Problem to solve
Search the records below for the word "Authorization". Pull out each line that has it.

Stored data
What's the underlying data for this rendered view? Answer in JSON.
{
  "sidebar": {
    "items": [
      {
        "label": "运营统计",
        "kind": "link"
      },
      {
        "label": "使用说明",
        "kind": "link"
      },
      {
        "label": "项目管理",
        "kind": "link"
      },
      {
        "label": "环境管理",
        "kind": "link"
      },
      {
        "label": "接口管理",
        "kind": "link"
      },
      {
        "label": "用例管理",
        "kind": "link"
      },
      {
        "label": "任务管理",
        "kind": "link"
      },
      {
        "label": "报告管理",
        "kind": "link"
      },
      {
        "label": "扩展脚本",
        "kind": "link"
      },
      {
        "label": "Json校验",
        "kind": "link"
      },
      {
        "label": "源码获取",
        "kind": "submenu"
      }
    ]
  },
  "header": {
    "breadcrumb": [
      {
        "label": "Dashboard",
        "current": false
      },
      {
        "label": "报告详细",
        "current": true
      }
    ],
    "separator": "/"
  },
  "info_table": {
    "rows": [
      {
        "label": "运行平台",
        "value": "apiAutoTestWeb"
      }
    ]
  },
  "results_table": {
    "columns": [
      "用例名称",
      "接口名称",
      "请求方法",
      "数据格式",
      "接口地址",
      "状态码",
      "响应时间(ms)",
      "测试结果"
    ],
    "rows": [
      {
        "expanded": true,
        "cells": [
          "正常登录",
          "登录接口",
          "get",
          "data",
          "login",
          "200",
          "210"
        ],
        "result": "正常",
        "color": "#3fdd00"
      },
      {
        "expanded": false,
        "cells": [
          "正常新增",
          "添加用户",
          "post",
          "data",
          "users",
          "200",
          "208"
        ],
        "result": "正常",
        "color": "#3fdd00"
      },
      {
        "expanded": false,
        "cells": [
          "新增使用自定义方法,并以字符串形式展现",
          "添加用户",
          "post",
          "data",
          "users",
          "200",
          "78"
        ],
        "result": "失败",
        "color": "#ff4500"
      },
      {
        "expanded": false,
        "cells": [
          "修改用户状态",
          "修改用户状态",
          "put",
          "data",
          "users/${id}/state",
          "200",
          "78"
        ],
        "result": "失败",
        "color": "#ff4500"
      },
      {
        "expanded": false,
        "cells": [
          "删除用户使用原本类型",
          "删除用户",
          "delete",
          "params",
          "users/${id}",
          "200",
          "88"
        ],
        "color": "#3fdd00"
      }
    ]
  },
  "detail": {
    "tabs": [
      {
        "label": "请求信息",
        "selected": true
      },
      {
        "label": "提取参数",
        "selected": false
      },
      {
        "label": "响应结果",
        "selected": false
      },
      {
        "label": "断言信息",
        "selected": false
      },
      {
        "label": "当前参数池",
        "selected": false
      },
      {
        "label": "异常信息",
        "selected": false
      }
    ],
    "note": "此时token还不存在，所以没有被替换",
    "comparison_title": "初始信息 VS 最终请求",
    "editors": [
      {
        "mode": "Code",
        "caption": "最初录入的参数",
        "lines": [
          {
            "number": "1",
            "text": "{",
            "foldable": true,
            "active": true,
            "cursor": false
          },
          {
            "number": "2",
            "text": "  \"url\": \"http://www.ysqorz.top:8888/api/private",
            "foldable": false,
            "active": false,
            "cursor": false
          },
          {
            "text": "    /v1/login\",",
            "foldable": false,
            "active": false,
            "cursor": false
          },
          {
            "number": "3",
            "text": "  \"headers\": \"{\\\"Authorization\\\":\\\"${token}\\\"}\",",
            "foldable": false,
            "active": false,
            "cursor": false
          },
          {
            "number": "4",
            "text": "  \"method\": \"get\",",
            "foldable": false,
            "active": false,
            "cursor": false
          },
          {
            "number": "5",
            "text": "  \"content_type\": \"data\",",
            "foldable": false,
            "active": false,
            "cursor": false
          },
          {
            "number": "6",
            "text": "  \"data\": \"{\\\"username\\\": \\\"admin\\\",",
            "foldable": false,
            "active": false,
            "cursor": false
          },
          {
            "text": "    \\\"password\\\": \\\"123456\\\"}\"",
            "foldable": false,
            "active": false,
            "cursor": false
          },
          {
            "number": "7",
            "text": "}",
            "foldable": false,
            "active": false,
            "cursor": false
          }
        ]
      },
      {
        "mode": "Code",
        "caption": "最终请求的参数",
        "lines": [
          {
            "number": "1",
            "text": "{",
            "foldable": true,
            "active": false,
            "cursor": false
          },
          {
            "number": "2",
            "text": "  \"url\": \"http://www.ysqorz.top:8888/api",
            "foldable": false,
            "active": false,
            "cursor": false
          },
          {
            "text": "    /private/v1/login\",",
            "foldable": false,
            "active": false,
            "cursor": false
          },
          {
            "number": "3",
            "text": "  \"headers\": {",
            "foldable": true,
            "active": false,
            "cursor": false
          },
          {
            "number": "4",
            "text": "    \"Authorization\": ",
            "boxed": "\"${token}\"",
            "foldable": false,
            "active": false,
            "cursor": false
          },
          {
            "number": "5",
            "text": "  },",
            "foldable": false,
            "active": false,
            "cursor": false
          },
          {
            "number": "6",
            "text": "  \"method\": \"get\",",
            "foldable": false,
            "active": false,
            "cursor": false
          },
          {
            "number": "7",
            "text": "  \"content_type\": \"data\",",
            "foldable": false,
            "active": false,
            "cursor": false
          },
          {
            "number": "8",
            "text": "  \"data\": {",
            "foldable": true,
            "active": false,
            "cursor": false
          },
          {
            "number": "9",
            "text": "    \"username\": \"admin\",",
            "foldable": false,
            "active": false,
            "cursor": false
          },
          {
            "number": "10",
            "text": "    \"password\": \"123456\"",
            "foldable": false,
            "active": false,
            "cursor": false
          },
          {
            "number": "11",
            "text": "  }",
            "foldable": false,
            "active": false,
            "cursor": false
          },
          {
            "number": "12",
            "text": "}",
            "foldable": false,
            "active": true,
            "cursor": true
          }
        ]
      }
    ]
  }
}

Final result
            "text": "  \"headers\": \"{\\\"Authorization\\\":\\\"${token}\\\"}\",",
            "text": "    \"Authorization\": ",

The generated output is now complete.